→ **Task instructions**
Work out how many lines of the listing hold "What", then state only that count.

→ **Records supplied**
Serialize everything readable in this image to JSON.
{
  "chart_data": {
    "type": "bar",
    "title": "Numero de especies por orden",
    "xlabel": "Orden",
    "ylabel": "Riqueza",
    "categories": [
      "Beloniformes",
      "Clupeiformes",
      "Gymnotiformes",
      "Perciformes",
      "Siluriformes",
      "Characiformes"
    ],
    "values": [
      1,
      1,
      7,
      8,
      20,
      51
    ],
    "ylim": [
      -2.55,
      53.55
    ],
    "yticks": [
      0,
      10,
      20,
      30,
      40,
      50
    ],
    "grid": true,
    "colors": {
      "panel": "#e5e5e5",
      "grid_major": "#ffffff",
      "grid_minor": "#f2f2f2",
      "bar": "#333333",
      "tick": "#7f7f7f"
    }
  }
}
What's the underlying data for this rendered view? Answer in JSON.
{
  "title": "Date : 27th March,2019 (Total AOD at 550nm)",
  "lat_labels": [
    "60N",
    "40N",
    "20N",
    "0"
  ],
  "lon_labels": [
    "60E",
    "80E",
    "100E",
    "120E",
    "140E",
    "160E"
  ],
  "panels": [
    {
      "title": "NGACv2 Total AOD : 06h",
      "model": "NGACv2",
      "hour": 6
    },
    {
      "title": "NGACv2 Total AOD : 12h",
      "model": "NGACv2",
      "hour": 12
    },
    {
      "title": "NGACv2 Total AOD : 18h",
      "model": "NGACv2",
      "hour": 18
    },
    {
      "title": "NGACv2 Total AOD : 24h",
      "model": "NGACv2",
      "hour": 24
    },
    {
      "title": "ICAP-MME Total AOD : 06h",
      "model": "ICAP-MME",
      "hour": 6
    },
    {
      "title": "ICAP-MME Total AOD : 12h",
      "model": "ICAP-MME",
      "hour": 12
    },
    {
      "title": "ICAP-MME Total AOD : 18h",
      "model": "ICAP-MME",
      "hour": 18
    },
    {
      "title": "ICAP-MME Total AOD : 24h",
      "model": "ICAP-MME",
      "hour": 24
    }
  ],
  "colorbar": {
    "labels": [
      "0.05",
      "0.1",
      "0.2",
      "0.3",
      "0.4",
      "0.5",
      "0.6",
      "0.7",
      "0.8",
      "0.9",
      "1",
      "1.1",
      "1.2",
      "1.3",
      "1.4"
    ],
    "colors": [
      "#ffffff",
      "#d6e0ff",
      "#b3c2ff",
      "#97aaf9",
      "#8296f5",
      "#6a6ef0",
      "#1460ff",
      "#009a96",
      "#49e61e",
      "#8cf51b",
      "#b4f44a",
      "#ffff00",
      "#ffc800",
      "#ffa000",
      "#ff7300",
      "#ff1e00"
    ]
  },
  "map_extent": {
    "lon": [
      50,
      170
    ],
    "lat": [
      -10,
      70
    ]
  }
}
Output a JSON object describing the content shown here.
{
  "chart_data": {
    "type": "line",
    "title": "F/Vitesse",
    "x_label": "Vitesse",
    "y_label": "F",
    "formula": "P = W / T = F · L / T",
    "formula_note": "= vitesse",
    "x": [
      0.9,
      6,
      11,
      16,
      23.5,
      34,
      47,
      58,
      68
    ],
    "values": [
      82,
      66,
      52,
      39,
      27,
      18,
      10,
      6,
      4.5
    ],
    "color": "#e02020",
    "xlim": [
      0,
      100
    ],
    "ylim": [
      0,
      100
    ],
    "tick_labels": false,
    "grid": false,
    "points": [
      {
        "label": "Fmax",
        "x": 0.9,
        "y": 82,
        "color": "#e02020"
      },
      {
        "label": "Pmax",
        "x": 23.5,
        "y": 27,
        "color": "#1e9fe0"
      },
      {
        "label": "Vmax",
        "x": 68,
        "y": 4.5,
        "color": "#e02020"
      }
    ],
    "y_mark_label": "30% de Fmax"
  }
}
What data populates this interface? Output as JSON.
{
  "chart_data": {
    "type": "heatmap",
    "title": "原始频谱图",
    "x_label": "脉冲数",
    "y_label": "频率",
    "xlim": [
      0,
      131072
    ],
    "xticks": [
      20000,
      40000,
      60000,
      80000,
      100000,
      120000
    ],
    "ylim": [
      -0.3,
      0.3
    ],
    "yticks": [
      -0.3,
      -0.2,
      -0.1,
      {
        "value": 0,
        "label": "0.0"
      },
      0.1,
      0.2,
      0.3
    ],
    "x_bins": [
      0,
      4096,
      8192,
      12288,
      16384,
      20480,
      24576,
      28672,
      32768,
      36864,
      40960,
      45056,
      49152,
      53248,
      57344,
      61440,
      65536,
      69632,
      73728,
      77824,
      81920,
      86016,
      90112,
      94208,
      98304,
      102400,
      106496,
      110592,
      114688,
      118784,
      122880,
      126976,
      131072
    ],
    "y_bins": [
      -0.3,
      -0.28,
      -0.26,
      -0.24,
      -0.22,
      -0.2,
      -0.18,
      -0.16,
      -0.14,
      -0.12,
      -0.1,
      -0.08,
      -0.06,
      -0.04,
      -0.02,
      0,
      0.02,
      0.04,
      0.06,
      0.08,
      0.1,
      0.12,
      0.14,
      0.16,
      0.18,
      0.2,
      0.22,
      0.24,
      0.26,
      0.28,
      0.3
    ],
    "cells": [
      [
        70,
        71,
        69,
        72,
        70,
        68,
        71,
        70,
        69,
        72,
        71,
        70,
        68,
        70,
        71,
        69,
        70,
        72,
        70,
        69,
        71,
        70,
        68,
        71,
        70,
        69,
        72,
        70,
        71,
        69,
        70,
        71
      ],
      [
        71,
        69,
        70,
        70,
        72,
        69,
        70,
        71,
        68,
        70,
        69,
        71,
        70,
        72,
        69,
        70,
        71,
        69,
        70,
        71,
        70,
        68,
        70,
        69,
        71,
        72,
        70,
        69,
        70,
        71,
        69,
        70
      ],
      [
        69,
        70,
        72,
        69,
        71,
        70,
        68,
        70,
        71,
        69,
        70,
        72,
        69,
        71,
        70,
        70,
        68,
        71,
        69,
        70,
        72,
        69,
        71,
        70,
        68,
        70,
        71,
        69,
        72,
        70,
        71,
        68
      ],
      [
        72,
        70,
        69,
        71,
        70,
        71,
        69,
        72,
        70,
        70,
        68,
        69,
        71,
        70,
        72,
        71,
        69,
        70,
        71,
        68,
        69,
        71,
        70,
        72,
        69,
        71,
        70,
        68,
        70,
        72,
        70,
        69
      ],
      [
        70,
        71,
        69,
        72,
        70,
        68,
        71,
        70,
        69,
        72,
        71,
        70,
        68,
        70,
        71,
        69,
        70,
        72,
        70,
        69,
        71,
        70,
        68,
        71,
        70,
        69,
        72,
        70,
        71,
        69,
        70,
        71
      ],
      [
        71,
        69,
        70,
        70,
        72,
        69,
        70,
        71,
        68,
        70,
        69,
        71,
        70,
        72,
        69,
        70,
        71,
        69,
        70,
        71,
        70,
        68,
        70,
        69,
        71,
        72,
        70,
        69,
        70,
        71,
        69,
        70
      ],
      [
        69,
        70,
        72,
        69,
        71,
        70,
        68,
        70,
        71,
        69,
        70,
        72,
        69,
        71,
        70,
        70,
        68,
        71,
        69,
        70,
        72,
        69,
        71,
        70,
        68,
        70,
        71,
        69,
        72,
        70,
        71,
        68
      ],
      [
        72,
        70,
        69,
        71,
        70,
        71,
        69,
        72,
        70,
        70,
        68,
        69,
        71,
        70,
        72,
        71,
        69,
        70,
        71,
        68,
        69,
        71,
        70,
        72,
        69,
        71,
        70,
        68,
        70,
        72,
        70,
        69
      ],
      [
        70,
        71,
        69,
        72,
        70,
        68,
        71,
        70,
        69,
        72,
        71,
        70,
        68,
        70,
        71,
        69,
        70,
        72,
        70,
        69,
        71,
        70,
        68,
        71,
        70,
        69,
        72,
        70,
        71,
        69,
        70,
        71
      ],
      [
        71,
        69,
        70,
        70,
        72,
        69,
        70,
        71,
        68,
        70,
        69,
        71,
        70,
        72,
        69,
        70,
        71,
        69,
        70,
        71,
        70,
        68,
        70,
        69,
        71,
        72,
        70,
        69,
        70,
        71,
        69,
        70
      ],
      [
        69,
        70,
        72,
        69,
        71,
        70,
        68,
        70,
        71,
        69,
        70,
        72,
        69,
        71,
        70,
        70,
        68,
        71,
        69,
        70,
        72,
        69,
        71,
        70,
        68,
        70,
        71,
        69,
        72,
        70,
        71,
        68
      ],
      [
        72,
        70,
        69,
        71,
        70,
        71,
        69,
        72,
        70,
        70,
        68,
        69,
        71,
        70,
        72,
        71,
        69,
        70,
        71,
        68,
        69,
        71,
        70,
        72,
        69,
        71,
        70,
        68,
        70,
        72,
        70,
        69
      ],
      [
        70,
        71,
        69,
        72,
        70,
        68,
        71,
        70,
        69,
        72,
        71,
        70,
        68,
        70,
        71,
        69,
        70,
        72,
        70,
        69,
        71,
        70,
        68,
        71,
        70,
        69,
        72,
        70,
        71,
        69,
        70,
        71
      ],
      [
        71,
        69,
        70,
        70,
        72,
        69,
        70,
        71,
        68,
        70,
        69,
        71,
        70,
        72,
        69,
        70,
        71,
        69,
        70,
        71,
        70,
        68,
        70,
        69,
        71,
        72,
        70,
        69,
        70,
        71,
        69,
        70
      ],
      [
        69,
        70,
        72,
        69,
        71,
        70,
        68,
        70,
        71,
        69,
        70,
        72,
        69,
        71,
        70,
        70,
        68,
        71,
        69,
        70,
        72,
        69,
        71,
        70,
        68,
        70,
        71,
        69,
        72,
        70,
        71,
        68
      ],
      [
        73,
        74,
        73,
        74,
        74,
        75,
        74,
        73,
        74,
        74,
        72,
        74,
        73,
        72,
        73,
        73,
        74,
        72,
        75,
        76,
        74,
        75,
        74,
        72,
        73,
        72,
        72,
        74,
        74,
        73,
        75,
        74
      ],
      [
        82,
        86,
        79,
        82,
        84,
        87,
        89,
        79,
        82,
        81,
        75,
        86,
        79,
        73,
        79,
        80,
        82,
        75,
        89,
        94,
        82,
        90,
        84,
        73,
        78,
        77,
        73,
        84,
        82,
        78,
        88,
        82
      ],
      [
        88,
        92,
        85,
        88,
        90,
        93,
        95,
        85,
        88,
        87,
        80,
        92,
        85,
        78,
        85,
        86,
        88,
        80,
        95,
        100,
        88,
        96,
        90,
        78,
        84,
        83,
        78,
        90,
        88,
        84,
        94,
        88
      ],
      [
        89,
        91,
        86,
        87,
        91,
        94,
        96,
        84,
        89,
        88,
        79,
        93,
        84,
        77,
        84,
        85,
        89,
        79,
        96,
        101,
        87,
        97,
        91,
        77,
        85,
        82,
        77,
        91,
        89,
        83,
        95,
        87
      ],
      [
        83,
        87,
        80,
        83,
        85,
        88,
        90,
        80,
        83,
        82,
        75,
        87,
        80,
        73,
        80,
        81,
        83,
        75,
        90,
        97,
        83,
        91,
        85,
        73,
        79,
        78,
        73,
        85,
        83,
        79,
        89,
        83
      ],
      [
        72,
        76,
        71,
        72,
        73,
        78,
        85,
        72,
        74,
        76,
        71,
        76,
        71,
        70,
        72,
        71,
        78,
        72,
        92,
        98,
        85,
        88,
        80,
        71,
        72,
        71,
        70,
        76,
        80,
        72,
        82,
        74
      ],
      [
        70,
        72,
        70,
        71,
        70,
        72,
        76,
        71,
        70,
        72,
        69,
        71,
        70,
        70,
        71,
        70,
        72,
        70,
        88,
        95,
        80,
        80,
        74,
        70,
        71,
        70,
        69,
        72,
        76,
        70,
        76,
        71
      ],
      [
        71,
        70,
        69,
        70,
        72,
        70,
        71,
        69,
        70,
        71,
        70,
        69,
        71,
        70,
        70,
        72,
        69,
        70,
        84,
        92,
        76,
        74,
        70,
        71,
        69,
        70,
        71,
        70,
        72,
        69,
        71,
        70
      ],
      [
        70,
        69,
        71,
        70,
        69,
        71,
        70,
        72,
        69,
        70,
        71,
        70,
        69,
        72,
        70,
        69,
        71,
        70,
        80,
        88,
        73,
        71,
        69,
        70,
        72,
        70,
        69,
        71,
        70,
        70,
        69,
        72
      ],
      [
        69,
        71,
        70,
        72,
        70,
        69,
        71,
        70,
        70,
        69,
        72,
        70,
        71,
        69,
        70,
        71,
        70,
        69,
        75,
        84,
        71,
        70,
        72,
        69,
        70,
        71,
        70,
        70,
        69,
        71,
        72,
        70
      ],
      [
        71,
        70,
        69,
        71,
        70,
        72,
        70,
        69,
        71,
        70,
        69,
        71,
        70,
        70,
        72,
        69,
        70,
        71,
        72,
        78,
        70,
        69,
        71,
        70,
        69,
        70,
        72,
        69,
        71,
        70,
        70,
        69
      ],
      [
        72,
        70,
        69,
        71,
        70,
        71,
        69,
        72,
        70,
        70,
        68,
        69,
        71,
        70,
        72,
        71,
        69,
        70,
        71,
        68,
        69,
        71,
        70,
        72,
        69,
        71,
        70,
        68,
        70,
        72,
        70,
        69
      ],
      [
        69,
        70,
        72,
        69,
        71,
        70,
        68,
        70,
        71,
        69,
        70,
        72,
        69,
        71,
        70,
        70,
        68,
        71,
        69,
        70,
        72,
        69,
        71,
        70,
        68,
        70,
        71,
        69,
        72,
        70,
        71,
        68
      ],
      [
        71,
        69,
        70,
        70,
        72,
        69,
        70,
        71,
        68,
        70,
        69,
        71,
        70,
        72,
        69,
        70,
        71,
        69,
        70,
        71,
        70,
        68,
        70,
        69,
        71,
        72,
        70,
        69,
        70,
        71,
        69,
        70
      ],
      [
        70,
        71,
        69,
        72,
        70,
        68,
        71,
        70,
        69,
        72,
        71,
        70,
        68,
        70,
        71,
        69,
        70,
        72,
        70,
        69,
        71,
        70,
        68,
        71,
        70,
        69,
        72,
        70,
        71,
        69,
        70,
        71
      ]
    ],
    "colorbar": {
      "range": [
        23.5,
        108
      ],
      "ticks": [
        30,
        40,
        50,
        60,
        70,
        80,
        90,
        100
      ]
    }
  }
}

→ **Result**
2